- Stored records
## Start

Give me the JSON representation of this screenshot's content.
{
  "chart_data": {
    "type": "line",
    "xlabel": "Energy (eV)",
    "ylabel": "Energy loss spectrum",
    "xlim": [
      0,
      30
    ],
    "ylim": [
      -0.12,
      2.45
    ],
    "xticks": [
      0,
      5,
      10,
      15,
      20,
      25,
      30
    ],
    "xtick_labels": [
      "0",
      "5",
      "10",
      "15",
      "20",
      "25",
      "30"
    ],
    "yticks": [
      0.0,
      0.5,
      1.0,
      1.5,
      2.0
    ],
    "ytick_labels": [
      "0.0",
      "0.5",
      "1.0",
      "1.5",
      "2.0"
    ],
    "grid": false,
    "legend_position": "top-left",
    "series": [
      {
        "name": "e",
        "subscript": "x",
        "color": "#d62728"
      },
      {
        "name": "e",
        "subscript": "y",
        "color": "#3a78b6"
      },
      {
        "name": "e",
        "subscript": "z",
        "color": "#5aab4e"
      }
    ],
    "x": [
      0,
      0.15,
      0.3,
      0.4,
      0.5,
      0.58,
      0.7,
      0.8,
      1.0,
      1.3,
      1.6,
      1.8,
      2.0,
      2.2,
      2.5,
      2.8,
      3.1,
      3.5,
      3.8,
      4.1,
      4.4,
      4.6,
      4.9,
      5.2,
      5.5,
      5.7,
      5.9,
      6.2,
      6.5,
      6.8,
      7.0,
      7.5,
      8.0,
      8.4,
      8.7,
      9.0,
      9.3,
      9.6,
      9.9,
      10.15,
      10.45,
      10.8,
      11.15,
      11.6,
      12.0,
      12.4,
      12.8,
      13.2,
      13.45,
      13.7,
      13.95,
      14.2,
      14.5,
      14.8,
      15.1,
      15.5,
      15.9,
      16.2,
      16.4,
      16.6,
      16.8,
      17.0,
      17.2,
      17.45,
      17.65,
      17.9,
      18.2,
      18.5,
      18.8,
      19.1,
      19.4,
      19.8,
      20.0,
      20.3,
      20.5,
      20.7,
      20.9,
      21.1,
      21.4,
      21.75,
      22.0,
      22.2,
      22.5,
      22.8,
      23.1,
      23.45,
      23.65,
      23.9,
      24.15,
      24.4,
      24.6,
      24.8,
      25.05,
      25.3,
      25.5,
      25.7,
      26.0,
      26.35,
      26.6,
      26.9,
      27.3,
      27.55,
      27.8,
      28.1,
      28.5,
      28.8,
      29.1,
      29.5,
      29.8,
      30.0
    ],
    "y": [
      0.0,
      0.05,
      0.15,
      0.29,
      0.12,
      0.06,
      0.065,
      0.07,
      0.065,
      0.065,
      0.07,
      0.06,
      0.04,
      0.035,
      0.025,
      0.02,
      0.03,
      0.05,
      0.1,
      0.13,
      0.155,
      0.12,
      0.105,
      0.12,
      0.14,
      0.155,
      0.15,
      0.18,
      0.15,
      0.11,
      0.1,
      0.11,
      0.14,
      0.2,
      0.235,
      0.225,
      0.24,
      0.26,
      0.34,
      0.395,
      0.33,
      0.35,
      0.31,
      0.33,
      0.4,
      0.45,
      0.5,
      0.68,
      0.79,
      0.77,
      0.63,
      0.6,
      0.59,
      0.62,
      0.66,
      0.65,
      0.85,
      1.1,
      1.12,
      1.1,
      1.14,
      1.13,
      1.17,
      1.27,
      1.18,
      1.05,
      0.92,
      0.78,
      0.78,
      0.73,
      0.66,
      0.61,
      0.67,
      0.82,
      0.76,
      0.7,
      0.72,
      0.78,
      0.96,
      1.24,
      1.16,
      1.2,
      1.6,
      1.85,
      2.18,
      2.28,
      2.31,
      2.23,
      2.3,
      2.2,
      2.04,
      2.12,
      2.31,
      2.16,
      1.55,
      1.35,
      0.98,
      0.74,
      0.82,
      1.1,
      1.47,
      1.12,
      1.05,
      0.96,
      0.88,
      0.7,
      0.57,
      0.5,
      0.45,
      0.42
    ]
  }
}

## End
## Start

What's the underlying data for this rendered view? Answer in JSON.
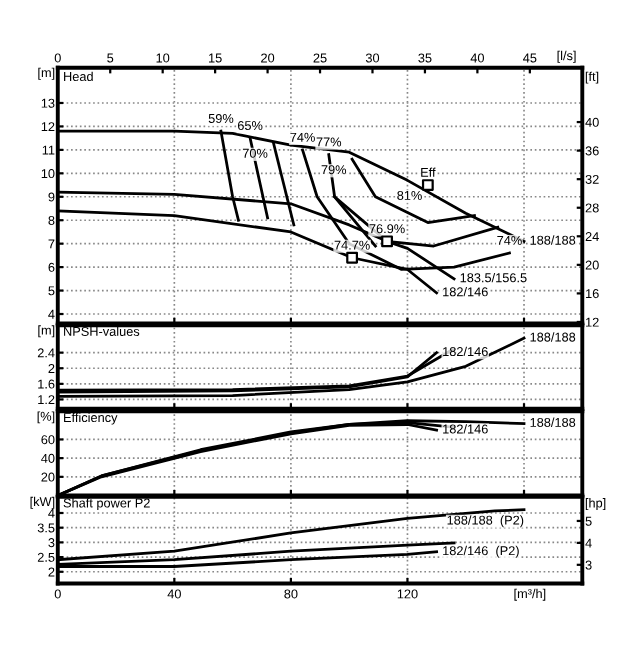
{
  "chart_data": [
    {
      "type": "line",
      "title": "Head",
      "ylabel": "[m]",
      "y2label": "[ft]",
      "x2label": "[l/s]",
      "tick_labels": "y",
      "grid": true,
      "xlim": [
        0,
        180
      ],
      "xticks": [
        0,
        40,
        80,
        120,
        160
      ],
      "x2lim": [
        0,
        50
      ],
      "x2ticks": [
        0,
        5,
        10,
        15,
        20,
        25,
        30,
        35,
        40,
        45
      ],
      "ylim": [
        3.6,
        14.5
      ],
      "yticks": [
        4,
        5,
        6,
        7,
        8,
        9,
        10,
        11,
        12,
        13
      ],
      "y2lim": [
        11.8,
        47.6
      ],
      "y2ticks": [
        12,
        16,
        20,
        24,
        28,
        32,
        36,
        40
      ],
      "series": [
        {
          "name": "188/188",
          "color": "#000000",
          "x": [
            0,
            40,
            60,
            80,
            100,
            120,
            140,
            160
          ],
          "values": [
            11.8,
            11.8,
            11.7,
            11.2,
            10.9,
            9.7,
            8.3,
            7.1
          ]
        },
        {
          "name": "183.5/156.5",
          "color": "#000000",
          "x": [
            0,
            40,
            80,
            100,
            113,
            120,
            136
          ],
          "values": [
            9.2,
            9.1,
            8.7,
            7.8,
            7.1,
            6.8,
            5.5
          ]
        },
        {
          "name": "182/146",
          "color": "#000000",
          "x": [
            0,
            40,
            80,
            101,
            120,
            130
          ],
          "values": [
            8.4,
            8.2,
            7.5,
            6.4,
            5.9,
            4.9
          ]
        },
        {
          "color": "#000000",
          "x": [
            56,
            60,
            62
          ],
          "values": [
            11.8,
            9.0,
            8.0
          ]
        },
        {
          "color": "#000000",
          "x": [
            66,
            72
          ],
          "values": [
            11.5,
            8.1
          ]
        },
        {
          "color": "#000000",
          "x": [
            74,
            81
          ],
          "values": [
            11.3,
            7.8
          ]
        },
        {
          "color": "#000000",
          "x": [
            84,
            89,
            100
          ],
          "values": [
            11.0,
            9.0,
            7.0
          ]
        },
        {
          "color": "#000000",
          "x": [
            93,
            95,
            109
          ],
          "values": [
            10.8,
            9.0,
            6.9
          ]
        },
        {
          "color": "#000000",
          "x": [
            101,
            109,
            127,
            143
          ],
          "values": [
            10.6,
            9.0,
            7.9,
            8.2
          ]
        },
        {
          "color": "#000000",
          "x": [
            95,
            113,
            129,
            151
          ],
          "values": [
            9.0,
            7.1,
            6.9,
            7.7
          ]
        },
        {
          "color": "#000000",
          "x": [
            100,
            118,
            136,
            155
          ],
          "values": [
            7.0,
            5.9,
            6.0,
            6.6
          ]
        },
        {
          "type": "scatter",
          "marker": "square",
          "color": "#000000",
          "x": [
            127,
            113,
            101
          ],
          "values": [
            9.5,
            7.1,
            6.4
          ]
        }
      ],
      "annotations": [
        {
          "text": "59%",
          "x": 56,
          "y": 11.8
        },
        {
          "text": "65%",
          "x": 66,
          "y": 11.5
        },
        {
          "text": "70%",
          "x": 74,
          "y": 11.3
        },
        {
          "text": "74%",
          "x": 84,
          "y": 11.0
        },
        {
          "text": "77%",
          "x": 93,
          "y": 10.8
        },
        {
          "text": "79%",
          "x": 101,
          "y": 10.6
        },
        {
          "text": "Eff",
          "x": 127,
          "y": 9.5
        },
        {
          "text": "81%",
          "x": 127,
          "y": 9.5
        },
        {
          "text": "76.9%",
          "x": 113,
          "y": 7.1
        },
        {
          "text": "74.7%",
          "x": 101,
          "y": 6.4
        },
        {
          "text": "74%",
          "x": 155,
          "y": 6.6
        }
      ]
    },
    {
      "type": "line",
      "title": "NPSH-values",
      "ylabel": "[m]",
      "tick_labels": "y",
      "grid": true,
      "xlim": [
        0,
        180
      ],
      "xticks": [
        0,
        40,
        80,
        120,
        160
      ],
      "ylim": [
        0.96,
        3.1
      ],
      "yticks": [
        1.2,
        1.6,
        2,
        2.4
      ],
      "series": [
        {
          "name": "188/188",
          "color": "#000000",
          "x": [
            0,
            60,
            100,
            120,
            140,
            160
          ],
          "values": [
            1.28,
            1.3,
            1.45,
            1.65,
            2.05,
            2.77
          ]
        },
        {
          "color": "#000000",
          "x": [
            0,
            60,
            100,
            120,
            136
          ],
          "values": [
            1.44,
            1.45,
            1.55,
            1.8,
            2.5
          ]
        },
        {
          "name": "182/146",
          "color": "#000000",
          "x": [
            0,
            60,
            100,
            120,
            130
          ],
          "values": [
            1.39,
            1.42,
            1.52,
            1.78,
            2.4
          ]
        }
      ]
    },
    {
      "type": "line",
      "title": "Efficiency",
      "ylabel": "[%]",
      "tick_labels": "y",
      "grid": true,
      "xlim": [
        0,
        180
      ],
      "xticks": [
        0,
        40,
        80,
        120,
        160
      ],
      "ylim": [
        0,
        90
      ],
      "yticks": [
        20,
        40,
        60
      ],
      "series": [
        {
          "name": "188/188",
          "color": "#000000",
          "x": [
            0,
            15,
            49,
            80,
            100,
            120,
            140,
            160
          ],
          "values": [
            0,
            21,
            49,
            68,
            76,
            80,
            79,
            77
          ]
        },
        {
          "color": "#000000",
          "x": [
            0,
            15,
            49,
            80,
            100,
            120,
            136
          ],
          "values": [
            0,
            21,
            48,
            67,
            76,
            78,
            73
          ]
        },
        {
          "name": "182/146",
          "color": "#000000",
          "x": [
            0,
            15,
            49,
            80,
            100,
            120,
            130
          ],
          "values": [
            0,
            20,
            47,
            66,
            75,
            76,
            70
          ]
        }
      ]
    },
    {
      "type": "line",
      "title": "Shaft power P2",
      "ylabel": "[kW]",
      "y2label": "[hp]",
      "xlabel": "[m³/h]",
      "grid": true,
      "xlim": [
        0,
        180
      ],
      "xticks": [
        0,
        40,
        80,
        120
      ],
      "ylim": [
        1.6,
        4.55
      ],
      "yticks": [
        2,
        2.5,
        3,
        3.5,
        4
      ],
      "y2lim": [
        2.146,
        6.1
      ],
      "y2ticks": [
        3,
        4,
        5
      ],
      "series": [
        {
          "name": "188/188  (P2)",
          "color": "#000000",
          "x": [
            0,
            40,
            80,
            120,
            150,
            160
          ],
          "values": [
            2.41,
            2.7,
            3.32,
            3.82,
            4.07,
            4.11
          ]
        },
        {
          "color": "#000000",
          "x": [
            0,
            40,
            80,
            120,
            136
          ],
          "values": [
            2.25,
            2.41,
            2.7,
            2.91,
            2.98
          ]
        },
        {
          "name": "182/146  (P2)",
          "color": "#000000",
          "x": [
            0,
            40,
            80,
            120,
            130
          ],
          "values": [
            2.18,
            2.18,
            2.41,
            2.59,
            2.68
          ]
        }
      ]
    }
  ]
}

## End

- Description of the task
Count the lines in the records above that contain the word "title", and give only the number.

- Worked answer
4